» **What the task requires**
Copy every line with the string "from" in it.

» **Working data**
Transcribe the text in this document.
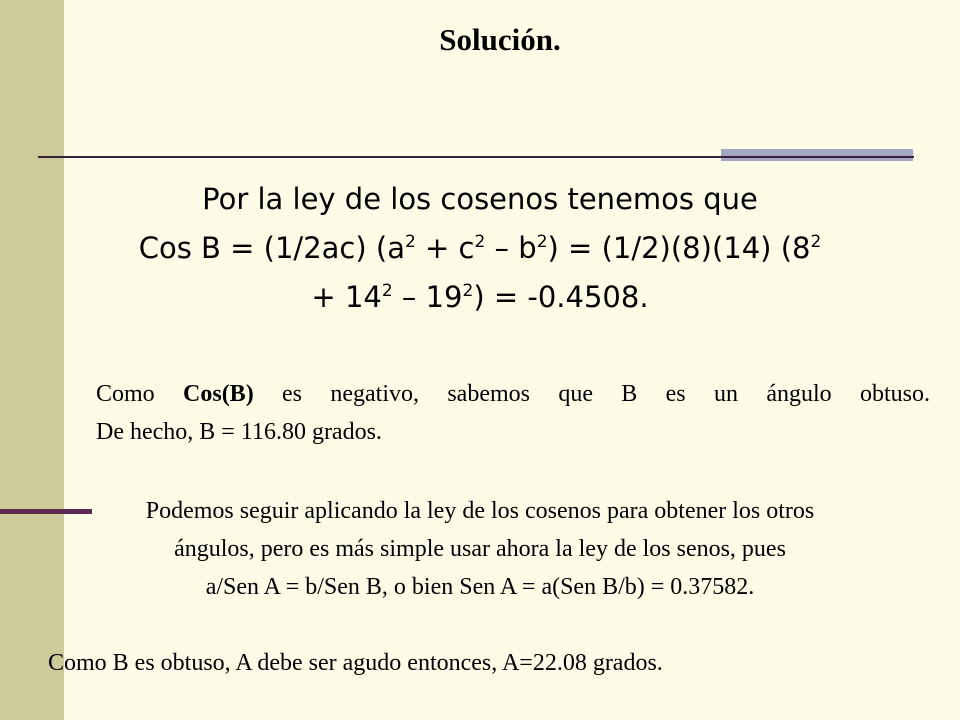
Solución.
Por la ley de los cosenos tenemos que
Cos B = (1/2ac) $(a^2 + c^2 - b^2) = (1/2)(8)(14)$ ($8^2$
+ $14^2 - 19^2) = -0.4508$.
Como Cos(B) es negativo, sabemos que B es un ángulo obtuso.
De hecho, B = 116.80 grados.
Podemos seguir aplicando la ley de los cosenos para obtener los otros
ángulos, pero es más simple usar ahora la ley de los senos, pues
a/Sen A = b/Sen B, o bien Sen A = a(Sen B/b) = 0.37582.
Como B es obtuso, A debe ser agudo entonces, A=22.08 grados.
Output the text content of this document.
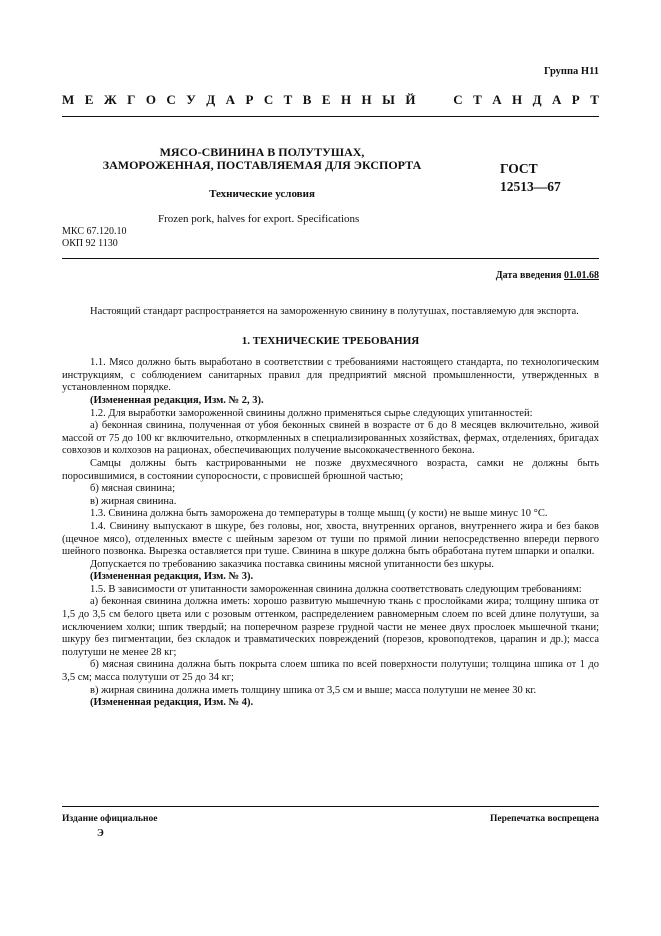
Группа Н11
М Е Ж Г О С У Д А Р С Т В Е Н Н Ы Й

	С Т А Н Д А Р Т
МЯСО-СВИНИНА В ПОЛУТУШАХ,
ЗАМОРОЖЕННАЯ, ПОСТАВЛЯЕМАЯ ДЛЯ ЭКСПОРТА
Технические условия
Frozen pork, halves for export. Specifications
ГОСТ
12513—67
МКС 67.120.10
ОКП 92 1130
Дата введения 01.01.68

Настоящий стандарт распространяется на замороженную свинину в полутушах, поставляемую для экспорта.

1. ТЕХНИЧЕСКИЕ ТРЕБОВАНИЯ

1.1. Мясо должно быть выработано в соответствии с требованиями настоящего стандарта, по технологическим инструкциям, с соблюдением санитарных правил для предприятий мясной промышленности, утвержденных в установленном порядке.

(Измененная редакция, Изм. № 2, 3).

1.2. Для выработки замороженной свинины должно применяться сырье следующих упитанностей:

а) беконная свинина, полученная от убоя беконных свиней в возрасте от 6 до 8 месяцев включительно, живой массой от 75 до 100 кг включительно, откормленных в специализированных хозяйствах, фермах, отделениях, бригадах совхозов и колхозов на рационах, обеспечивающих получение высококачественного бекона.

Самцы должны быть кастрированными не позже двухмесячного возраста, самки не должны быть поросившимися, в состоянии супоросности, с провисшей брюшной частью;

б) мясная свинина;

в) жирная свинина.

1.3. Свинина должна быть заморожена до температуры в толще мышц (у кости) не выше минус 10 °С.

1.4. Свинину выпускают в шкуре, без головы, ног, хвоста, внутренних органов, внутреннего жира и без баков (щечное мясо), отделенных вместе с шейным зарезом от туши по прямой линии непосредственно впереди первого шейного позвонка. Вырезка оставляется при туше. Свинина в шкуре должна быть обработана путем шпарки и опалки.

Допускается по требованию заказчика поставка свинины мясной упитанности без шкуры.

(Измененная редакция, Изм. № 3).

1.5. В зависимости от упитанности замороженная свинина должна соответствовать следующим требованиям:

а) беконная свинина должна иметь: хорошо развитую мышечную ткань с прослойками жира; толщину шпика от 1,5 до 3,5 см белого цвета или с розовым оттенком, распределением равномерным слоем по всей длине полутуши, за исключением холки; шпик твердый; на поперечном разрезе грудной части не менее двух прослоек мышечной ткани; шкуру без пигментации, без складок и травматических повреждений (порезов, кровоподтеков, царапин и др.); масса полутуши не менее 28 кг;

б) мясная свинина должна быть покрыта слоем шпика по всей поверхности полутуши; толщина шпика от 1 до 3,5 см; масса полутуши от 25 до 34 кг;

в) жирная свинина должна иметь толщину шпика от 3,5 см и выше; масса полутуши не менее 30 кг.

(Измененная редакция, Изм. № 4).

Издание официальное	Перепечатка воспрещена
Э
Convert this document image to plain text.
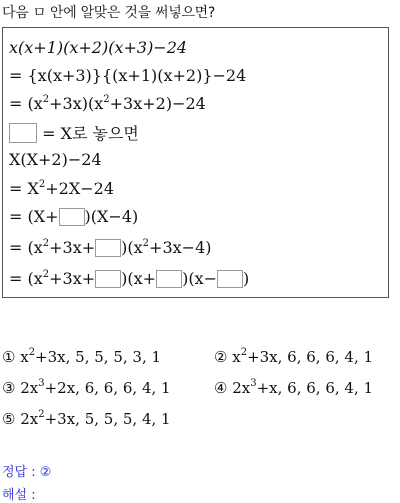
다음 ㅁ 안에 알맞은 것을 써넣으면?
x(x+1)(x+2)(x+3)−24
= {x(x+3)}{(x+1)(x+2)}−24
= $(x^2+3x)(x^2+3x+2)-24$
= X로 놓으면
X(X+2)−24
= $X^2+2X-24$
= (X+ )(X−4)
= $(x^2+3x+ )(x^2+3x-4)$
= $(x^2+3x+ )(x+ )(x-$ )
① $x^2+3x$, 5, 5, 5, 3, 1	② $x^2+3x$, 6, 6, 6, 4, 1
③ $2x^3+2x$, 6, 6, 6, 4, 1	④ $2x^3+x$, 6, 6, 6, 4, 1
⑤ $2x^2+3x$, 5, 5, 5, 4, 1
정답 : ②
해설 :
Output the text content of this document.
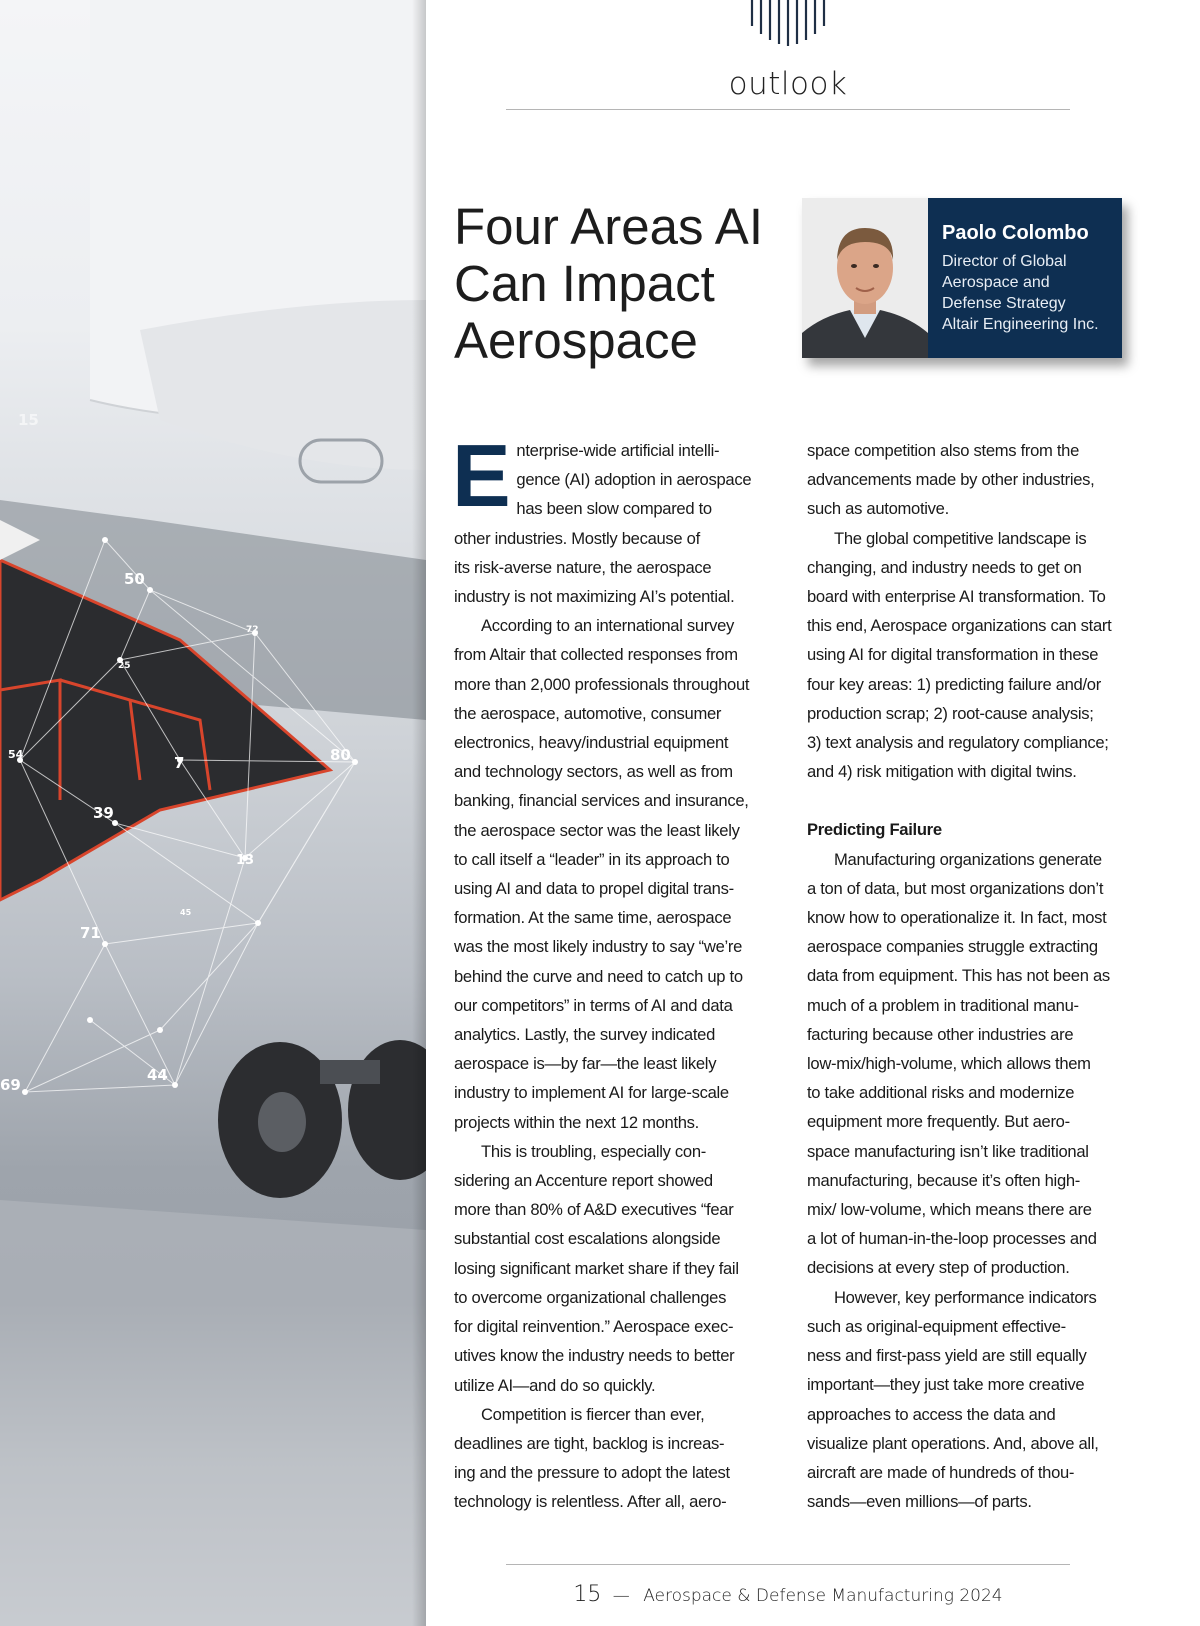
15
50
72
25
54	7	80
39
13
45
71
44
69
outlook
Four Areas AI
Can Impact
Aerospace
Paolo Colombo
Director of Global
Aerospace and
Defense Strategy
Altair Engineering Inc.
E nterprise-wide artificial intelli-
gence (AI) adoption in aerospace
has been slow compared to
other industries. Mostly because of
its risk-averse nature, the aerospace
industry is not maximizing AI’s potential.
According to an international survey
from Altair that collected responses from
more than 2,000 professionals throughout
the aerospace, automotive, consumer
electronics, heavy/industrial equipment
and technology sectors, as well as from
banking, financial services and insurance,
the aerospace sector was the least likely
to call itself a “leader” in its approach to
using AI and data to propel digital trans-
formation. At the same time, aerospace
was the most likely industry to say “we’re
behind the curve and need to catch up to
our competitors” in terms of AI and data
analytics. Lastly, the survey indicated
aerospace is—by far—the least likely
industry to implement AI for large-scale
projects within the next 12 months.
This is troubling, especially con-
sidering an Accenture report showed
more than 80% of A&D executives “fear
substantial cost escalations alongside
losing significant market share if they fail
to overcome organizational challenges
for digital reinvention.” Aerospace exec-
utives know the industry needs to better
utilize AI—and do so quickly.
Competition is fiercer than ever,
deadlines are tight, backlog is increas-
ing and the pressure to adopt the latest
technology is relentless. After all, aero-
space competition also stems from the
advancements made by other industries,
such as automotive.
The global competitive landscape is
changing, and industry needs to get on
board with enterprise AI transformation. To
this end, Aerospace organizations can start
using AI for digital transformation in these
four key areas: 1) predicting failure and/or
production scrap; 2) root-cause analysis;
3) text analysis and regulatory compliance;
and 4) risk mitigation with digital twins.
Predicting Failure
Manufacturing organizations generate
a ton of data, but most organizations don’t
know how to operationalize it. In fact, most
aerospace companies struggle extracting
data from equipment. This has not been as
much of a problem in traditional manu-
facturing because other industries are
low-mix/high-volume, which allows them
to take additional risks and modernize
equipment more frequently. But aero-
space manufacturing isn’t like traditional
manufacturing, because it’s often high-
mix/ low-volume, which means there are
a lot of human-in-the-loop processes and
decisions at every step of production.
However, key performance indicators
such as original-equipment effective-
ness and first-pass yield are still equally
important—they just take more creative
approaches to access the data and
visualize plant operations. And, above all,
aircraft are made of hundreds of thou-
sands—even millions—of parts.
15 — Aerospace & Defense Manufacturing 2024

» **The answer**
from Altair that collected responses from
and technology sectors, as well as from
space competition also stems from the
data from equipment. This has not been as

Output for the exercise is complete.